Write the listing out again, all of it, word for word.

(Source records)
┄┄┄┄┄┄
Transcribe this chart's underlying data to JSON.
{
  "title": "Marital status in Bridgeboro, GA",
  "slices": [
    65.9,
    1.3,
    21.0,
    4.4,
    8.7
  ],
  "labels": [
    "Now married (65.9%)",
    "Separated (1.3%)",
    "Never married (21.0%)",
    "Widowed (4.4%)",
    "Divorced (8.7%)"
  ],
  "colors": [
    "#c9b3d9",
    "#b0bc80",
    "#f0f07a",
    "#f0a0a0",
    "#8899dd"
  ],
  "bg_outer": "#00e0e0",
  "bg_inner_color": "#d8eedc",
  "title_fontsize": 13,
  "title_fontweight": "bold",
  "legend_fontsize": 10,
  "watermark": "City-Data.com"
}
┄┄┄┄┄┄
SOLVED EXERCISE:
Transcribe this chart's underlying data to JSON.
{
  "title": "Marital status in Bridgeboro, GA",
  "slices": [
    65.9,
    1.3,
    21.0,
    4.4,
    8.7
  ],
  "labels": [
    "Now married (65.9%)",
    "Separated (1.3%)",
    "Never married (21.0%)",
    "Widowed (4.4%)",
    "Divorced (8.7%)"
  ],
  "colors": [
    "#c9b3d9",
    "#b0bc80",
    "#f0f07a",
    "#f0a0a0",
    "#8899dd"
  ],
  "bg_outer": "#00e0e0",
  "bg_inner_color": "#d8eedc",
  "title_fontsize": 13,
  "title_fontweight": "bold",
  "legend_fontsize": 10,
  "watermark": "City-Data.com"
}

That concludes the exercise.